=== Short problem ===
Find the lines of data that contain the string "your", then list them.

=== Dataset records ===
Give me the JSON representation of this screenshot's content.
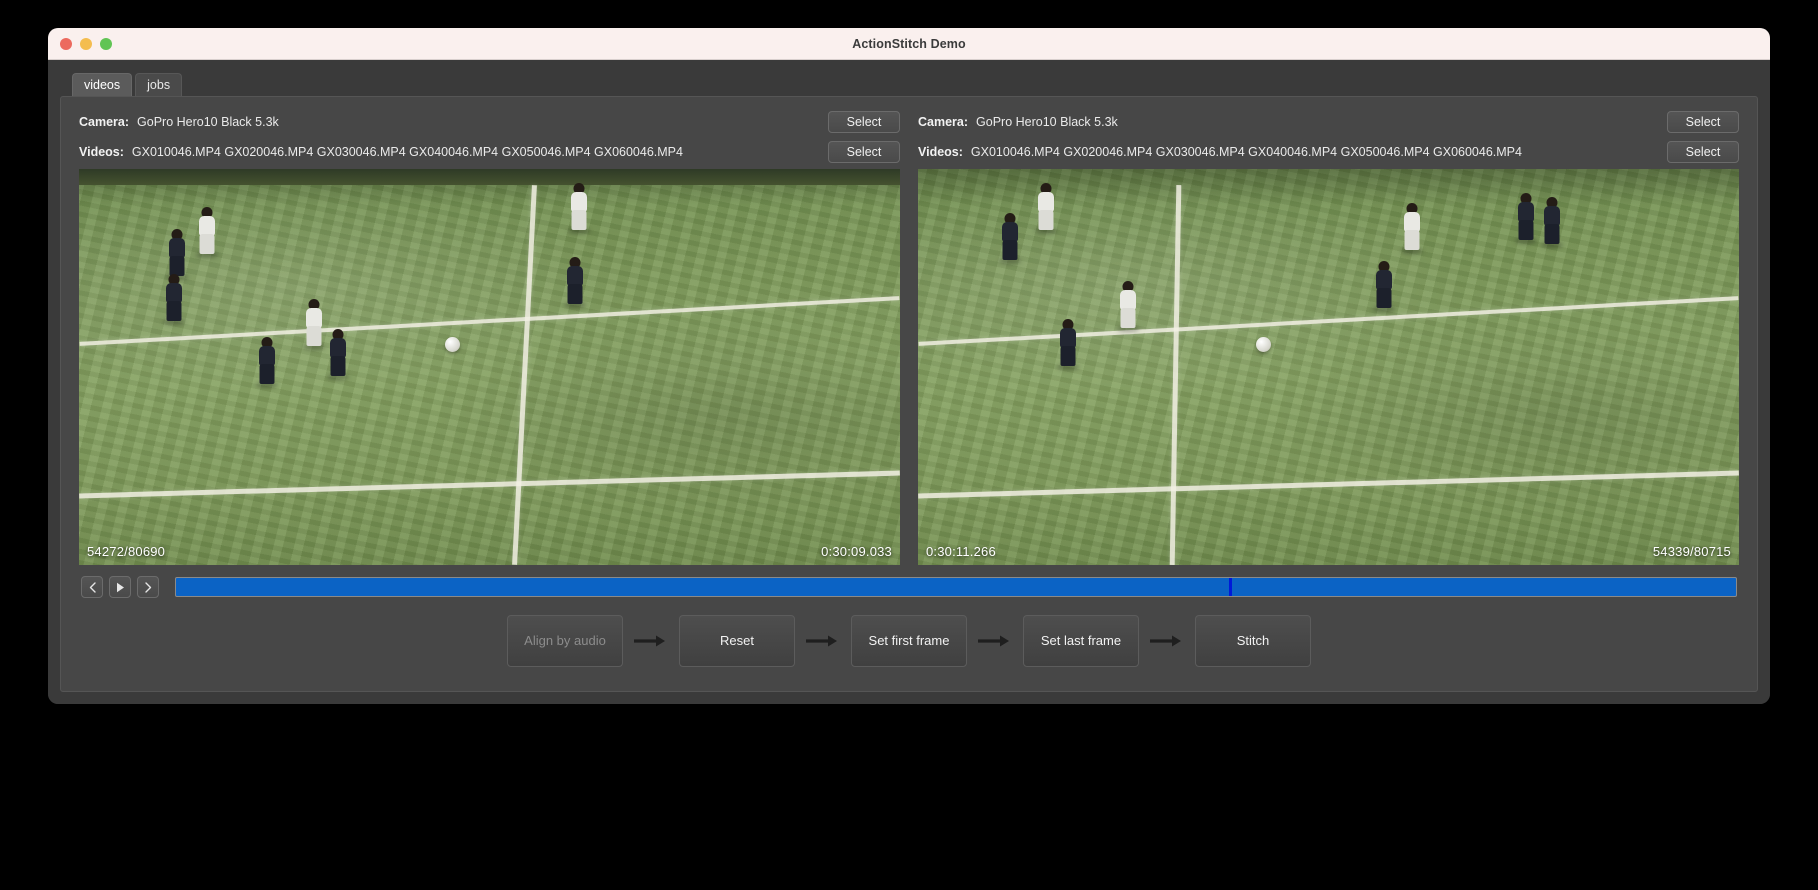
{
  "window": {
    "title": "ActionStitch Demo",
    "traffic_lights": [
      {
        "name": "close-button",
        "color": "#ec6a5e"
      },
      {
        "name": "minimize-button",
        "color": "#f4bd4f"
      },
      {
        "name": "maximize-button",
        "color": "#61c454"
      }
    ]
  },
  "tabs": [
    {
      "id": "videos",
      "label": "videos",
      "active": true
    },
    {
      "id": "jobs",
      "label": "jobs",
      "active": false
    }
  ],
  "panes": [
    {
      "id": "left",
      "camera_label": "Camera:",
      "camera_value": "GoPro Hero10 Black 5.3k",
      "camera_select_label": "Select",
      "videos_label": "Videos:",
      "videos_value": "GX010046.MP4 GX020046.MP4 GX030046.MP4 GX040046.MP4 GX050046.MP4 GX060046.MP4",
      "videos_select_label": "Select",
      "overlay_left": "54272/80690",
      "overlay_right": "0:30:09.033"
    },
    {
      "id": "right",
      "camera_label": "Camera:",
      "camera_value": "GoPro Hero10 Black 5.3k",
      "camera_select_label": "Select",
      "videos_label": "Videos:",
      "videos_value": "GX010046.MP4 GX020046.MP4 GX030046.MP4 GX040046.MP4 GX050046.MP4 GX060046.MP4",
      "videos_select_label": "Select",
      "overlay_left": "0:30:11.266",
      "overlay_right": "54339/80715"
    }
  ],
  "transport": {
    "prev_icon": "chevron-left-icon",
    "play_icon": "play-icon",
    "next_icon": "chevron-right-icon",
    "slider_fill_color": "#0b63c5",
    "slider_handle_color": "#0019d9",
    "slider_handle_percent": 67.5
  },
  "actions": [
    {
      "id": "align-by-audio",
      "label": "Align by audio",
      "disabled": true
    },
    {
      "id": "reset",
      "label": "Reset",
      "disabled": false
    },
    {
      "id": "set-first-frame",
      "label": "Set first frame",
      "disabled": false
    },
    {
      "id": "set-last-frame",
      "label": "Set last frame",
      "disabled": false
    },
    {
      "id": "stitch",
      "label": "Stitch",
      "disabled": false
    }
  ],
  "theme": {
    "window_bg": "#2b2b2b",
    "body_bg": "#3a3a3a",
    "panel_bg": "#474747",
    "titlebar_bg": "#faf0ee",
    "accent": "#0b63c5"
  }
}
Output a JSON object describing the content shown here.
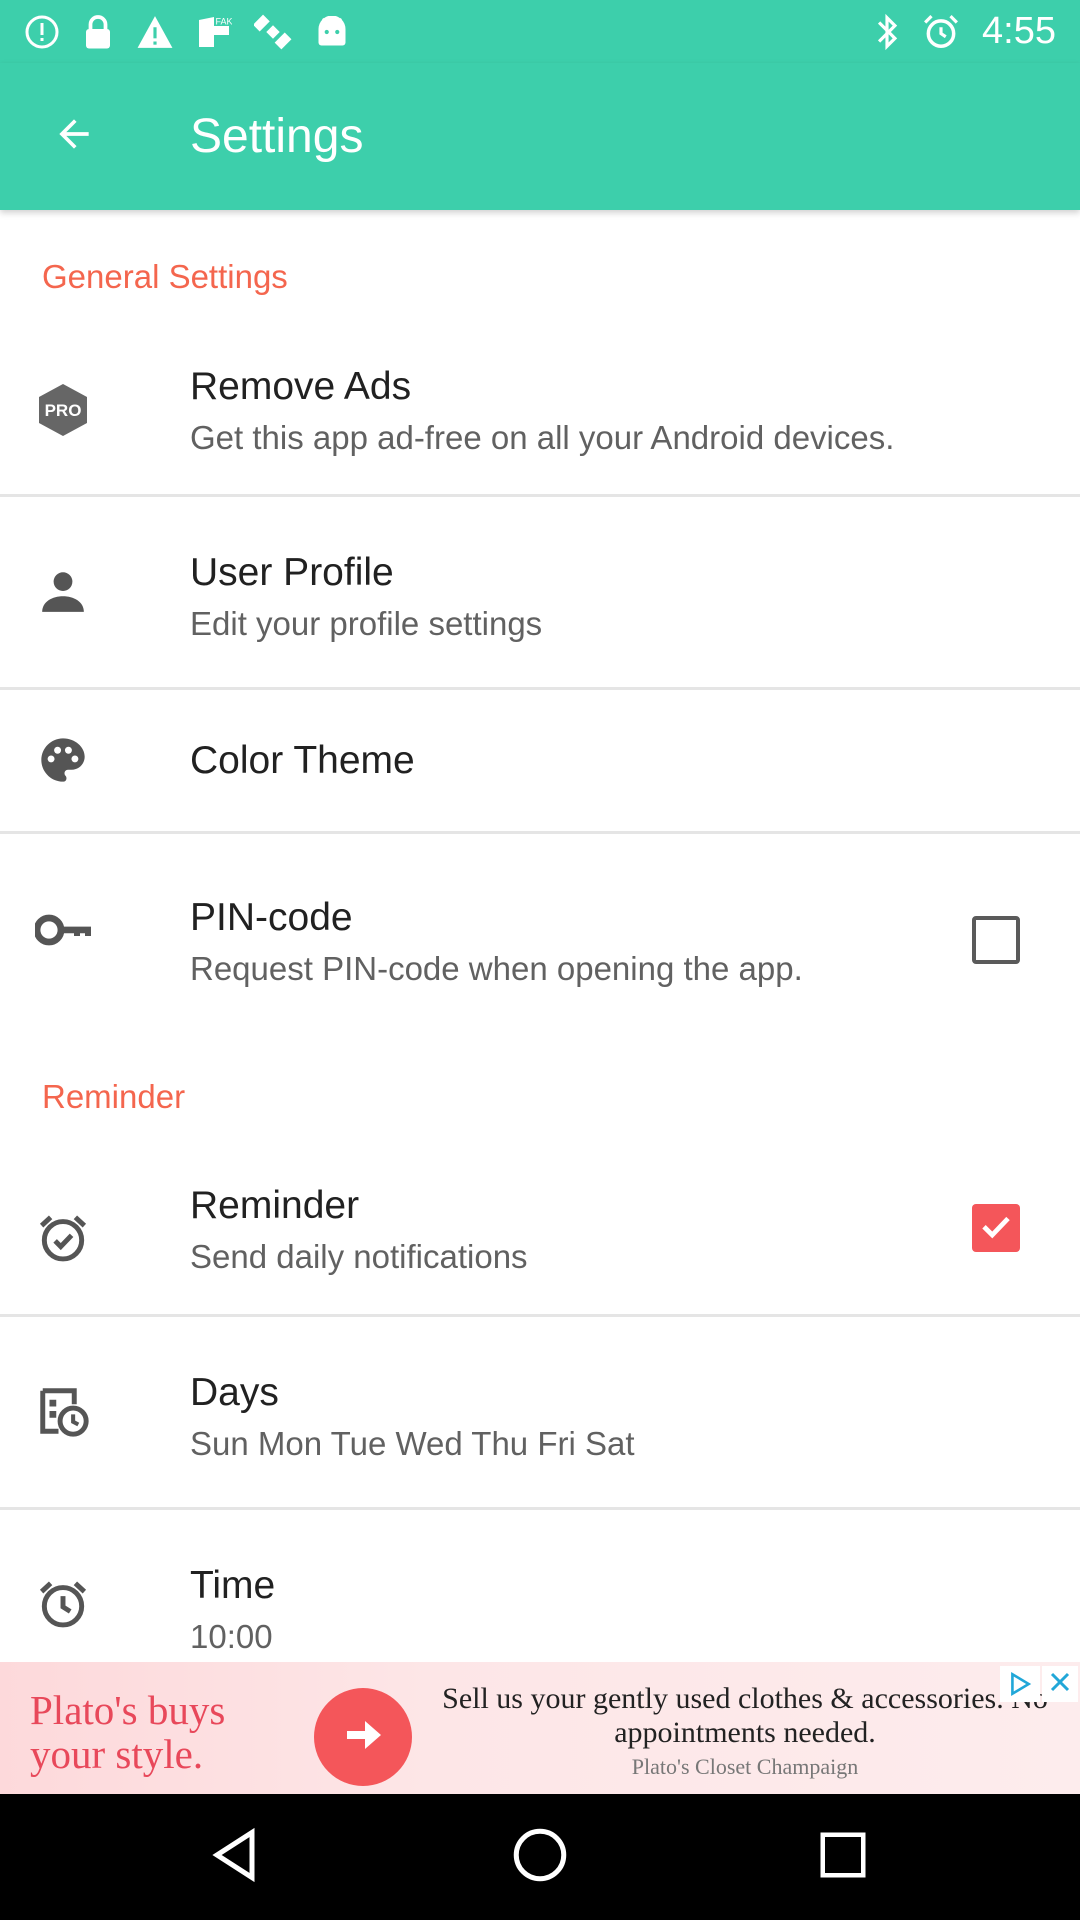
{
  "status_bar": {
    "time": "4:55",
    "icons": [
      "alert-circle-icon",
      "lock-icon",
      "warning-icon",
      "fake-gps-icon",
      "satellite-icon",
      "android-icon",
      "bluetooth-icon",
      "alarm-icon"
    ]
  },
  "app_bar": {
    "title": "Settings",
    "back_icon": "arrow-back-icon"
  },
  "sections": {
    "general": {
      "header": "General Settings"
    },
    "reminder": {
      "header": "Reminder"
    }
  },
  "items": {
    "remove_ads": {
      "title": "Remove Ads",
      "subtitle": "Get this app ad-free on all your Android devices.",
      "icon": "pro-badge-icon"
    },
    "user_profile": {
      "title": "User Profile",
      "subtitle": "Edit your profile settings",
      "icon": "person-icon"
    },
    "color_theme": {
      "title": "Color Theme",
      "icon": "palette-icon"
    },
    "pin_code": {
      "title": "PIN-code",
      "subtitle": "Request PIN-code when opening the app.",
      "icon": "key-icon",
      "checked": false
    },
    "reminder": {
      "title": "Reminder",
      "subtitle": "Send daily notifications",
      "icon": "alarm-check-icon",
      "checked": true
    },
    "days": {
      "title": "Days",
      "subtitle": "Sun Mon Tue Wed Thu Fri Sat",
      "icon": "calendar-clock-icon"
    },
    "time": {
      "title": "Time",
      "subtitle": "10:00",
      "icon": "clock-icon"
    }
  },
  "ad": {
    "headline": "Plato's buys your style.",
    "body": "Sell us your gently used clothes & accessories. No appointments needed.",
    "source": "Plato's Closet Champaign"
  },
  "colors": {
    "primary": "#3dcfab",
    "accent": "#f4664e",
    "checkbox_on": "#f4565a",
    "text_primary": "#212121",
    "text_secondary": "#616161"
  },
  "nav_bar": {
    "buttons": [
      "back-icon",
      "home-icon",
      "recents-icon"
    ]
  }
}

=== Complete answer ===
      "subtitle": "Get this app ad-free on all your Android devices.",
      "subtitle": "Edit your profile settings",
    "headline": "Plato's buys your style.",
    "body": "Sell us your gently used clothes & accessories. No appointments needed.",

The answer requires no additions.